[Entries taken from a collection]
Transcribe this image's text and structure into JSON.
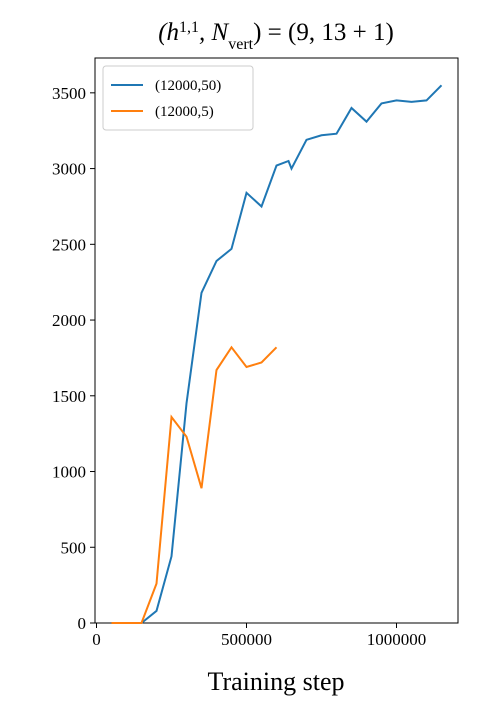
{
  "chart_data": {
    "type": "line",
    "title": [
      {
        "text": "(h"
      },
      {
        "text": "1,1",
        "sup": true
      },
      {
        "text": ", N"
      },
      {
        "text": "vert",
        "sub": true
      },
      {
        "text": ") = (9, 13 + 1)"
      }
    ],
    "x_label": "Training step",
    "x": [
      50000,
      100000,
      150000,
      200000,
      250000,
      300000,
      350000,
      400000,
      450000,
      500000,
      550000,
      600000,
      640000,
      650000,
      700000,
      750000,
      800000,
      850000,
      900000,
      950000,
      1000000,
      1050000,
      1100000,
      1150000
    ],
    "series": [
      {
        "name": "(12000,50)",
        "color": "#1f77b4",
        "values": [
          0,
          0,
          0,
          80,
          440,
          1450,
          2180,
          2390,
          2470,
          2840,
          2750,
          3020,
          3050,
          3000,
          3190,
          3220,
          3230,
          3400,
          3310,
          3430,
          3450,
          3440,
          3450,
          3550
        ]
      },
      {
        "name": "(12000,5)",
        "color": "#ff7f0e",
        "values": [
          0,
          0,
          0,
          260,
          1360,
          1230,
          890,
          1670,
          1820,
          1690,
          1720,
          1820,
          null,
          null,
          null,
          null,
          null,
          null,
          null,
          null,
          null,
          null,
          null,
          null
        ]
      }
    ],
    "xlim": [
      -5000,
      1205000
    ],
    "ylim": [
      0,
      3730
    ],
    "xticks": [
      0,
      500000,
      1000000
    ],
    "yticks": [
      0,
      500,
      1000,
      1500,
      2000,
      2500,
      3000,
      3500
    ],
    "legend": "upper left"
  }
}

Directions for this task ::
Set down the material exactly, every line of it, except for the pictures.

Task answer ::
Transcribe this image's text and structure into JSON.
{
  "chart_data": {
    "type": "line",
    "title": [
      {
        "text": "(h"
      },
      {
        "text": "1,1",
        "sup": true
      },
      {
        "text": ", N"
      },
      {
        "text": "vert",
        "sub": true
      },
      {
        "text": ") = (9, 13 + 1)"
      }
    ],
    "x_label": "Training step",
    "x": [
      50000,
      100000,
      150000,
      200000,
      250000,
      300000,
      350000,
      400000,
      450000,
      500000,
      550000,
      600000,
      640000,
      650000,
      700000,
      750000,
      800000,
      850000,
      900000,
      950000,
      1000000,
      1050000,
      1100000,
      1150000
    ],
    "series": [
      {
        "name": "(12000,50)",
        "color": "#1f77b4",
        "values": [
          0,
          0,
          0,
          80,
          440,
          1450,
          2180,
          2390,
          2470,
          2840,
          2750,
          3020,
          3050,
          3000,
          3190,
          3220,
          3230,
          3400,
          3310,
          3430,
          3450,
          3440,
          3450,
          3550
        ]
      },
      {
        "name": "(12000,5)",
        "color": "#ff7f0e",
        "values": [
          0,
          0,
          0,
          260,
          1360,
          1230,
          890,
          1670,
          1820,
          1690,
          1720,
          1820,
          null,
          null,
          null,
          null,
          null,
          null,
          null,
          null,
          null,
          null,
          null,
          null
        ]
      }
    ],
    "xlim": [
      -5000,
      1205000
    ],
    "ylim": [
      0,
      3730
    ],
    "xticks": [
      0,
      500000,
      1000000
    ],
    "yticks": [
      0,
      500,
      1000,
      1500,
      2000,
      2500,
      3000,
      3500
    ],
    "legend": "upper left"
  }
}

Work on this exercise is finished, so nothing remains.